| Task material |
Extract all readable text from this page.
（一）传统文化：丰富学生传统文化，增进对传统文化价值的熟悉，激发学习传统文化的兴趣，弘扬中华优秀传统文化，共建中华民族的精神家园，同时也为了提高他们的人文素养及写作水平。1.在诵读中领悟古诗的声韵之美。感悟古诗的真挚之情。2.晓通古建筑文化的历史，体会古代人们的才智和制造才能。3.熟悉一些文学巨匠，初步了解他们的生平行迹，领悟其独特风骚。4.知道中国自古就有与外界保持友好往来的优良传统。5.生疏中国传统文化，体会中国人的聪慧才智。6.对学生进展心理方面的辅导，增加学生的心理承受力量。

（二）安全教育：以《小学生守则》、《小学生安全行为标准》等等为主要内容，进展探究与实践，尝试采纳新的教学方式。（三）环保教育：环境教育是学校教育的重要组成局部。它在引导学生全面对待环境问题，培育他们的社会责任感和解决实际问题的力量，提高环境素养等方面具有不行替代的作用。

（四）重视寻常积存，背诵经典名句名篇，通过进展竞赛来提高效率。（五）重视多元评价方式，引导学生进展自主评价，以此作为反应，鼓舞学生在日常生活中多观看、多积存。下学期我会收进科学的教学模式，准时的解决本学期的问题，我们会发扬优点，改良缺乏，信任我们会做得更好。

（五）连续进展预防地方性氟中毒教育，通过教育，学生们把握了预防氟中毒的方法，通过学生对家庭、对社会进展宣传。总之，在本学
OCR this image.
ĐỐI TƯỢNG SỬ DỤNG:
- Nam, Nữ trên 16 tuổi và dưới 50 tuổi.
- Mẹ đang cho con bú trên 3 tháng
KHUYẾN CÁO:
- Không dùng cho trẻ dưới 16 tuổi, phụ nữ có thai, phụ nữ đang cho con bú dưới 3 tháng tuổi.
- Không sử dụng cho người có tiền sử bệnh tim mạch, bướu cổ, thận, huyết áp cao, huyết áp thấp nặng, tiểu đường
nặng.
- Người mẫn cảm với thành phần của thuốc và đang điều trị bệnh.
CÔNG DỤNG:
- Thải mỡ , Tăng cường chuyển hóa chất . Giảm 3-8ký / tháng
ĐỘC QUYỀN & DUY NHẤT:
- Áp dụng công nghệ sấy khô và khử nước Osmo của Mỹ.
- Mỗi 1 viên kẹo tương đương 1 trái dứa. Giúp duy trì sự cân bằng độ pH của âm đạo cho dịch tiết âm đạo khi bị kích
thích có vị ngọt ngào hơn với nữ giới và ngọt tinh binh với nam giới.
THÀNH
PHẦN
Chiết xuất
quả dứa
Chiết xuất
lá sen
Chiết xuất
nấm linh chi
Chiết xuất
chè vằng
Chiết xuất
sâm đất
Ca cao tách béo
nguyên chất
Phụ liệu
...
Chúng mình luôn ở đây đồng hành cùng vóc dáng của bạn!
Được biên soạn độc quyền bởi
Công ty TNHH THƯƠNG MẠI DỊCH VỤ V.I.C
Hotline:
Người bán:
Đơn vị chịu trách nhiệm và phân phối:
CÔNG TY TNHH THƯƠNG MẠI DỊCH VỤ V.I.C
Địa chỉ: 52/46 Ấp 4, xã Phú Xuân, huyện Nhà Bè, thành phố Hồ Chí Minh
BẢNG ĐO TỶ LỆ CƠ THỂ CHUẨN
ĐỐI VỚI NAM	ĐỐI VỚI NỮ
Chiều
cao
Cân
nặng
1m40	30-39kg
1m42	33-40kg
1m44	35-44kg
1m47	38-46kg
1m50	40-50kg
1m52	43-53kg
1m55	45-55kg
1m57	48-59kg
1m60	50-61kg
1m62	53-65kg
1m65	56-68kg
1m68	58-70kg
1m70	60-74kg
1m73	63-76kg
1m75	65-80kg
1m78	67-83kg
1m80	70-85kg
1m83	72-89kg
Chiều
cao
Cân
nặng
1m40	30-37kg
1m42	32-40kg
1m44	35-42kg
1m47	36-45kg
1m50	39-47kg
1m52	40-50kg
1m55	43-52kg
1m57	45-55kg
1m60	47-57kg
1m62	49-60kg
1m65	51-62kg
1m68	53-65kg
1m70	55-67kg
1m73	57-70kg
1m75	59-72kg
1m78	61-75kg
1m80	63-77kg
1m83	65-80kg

| Given exercise |
Write out every entry verbatim.

| Correct response |
Extract all readable text from this page.
（一）传统文化：丰富学生传统文化，增进对传统文化价值的熟悉，激发学习传统文化的兴趣，弘扬中华优秀传统文化，共建中华民族的精神家园，同时也为了提高他们的人文素养及写作水平。1.在诵读中领悟古诗的声韵之美。感悟古诗的真挚之情。2.晓通古建筑文化的历史，体会古代人们的才智和制造才能。3.熟悉一些文学巨匠，初步了解他们的生平行迹，领悟其独特风骚。4.知道中国自古就有与外界保持友好往来的优良传统。5.生疏中国传统文化，体会中国人的聪慧才智。6.对学生进展心理方面的辅导，增加学生的心理承受力量。

（二）安全教育：以《小学生守则》、《小学生安全行为标准》等等为主要内容，进展探究与实践，尝试采纳新的教学方式。（三）环保教育：环境教育是学校教育的重要组成局部。它在引导学生全面对待环境问题，培育他们的社会责任感和解决实际问题的力量，提高环境素养等方面具有不行替代的作用。

（四）重视寻常积存，背诵经典名句名篇，通过进展竞赛来提高效率。（五）重视多元评价方式，引导学生进展自主评价，以此作为反应，鼓舞学生在日常生活中多观看、多积存。下学期我会收进科学的教学模式，准时的解决本学期的问题，我们会发扬优点，改良缺乏，信任我们会做得更好。

（五）连续进展预防地方性氟中毒教育，通过教育，学生们把握了预防氟中毒的方法，通过学生对家庭、对社会进展宣传。总之，在本学
OCR this image.
ĐỐI TƯỢNG SỬ DỤNG:
- Nam, Nữ trên 16 tuổi và dưới 50 tuổi.
- Mẹ đang cho con bú trên 3 tháng
KHUYẾN CÁO:
- Không dùng cho trẻ dưới 16 tuổi, phụ nữ có thai, phụ nữ đang cho con bú dưới 3 tháng tuổi.
- Không sử dụng cho người có tiền sử bệnh tim mạch, bướu cổ, thận, huyết áp cao, huyết áp thấp nặng, tiểu đường
nặng.
- Người mẫn cảm với thành phần của thuốc và đang điều trị bệnh.
CÔNG DỤNG:
- Thải mỡ , Tăng cường chuyển hóa chất . Giảm 3-8ký / tháng
ĐỘC QUYỀN & DUY NHẤT:
- Áp dụng công nghệ sấy khô và khử nước Osmo của Mỹ.
- Mỗi 1 viên kẹo tương đương 1 trái dứa. Giúp duy trì sự cân bằng độ pH của âm đạo cho dịch tiết âm đạo khi bị kích
thích có vị ngọt ngào hơn với nữ giới và ngọt tinh binh với nam giới.
THÀNH
PHẦN
Chiết xuất
quả dứa
Chiết xuất
lá sen
Chiết xuất
nấm linh chi
Chiết xuất
chè vằng
Chiết xuất
sâm đất
Ca cao tách béo
nguyên chất
Phụ liệu
...
Chúng mình luôn ở đây đồng hành cùng vóc dáng của bạn!
Được biên soạn độc quyền bởi
Công ty TNHH THƯƠNG MẠI DỊCH VỤ V.I.C
Hotline:
Người bán:
Đơn vị chịu trách nhiệm và phân phối:
CÔNG TY TNHH THƯƠNG MẠI DỊCH VỤ V.I.C
Địa chỉ: 52/46 Ấp 4, xã Phú Xuân, huyện Nhà Bè, thành phố Hồ Chí Minh
BẢNG ĐO TỶ LỆ CƠ THỂ CHUẨN
ĐỐI VỚI NAM	ĐỐI VỚI NỮ
Chiều
cao
Cân
nặng
1m40	30-39kg
1m42	33-40kg
1m44	35-44kg
1m47	38-46kg
1m50	40-50kg
1m52	43-53kg
1m55	45-55kg
1m57	48-59kg
1m60	50-61kg
1m62	53-65kg
1m65	56-68kg
1m68	58-70kg
1m70	60-74kg
1m73	63-76kg
1m75	65-80kg
1m78	67-83kg
1m80	70-85kg
1m83	72-89kg
Chiều
cao
Cân
nặng
1m40	30-37kg
1m42	32-40kg
1m44	35-42kg
1m47	36-45kg
1m50	39-47kg
1m52	40-50kg
1m55	43-52kg
1m57	45-55kg
1m60	47-57kg
1m62	49-60kg
1m65	51-62kg
1m68	53-65kg
1m70	55-67kg
1m73	57-70kg
1m75	59-72kg
1m78	61-75kg
1m80	63-77kg
1m83	65-80kg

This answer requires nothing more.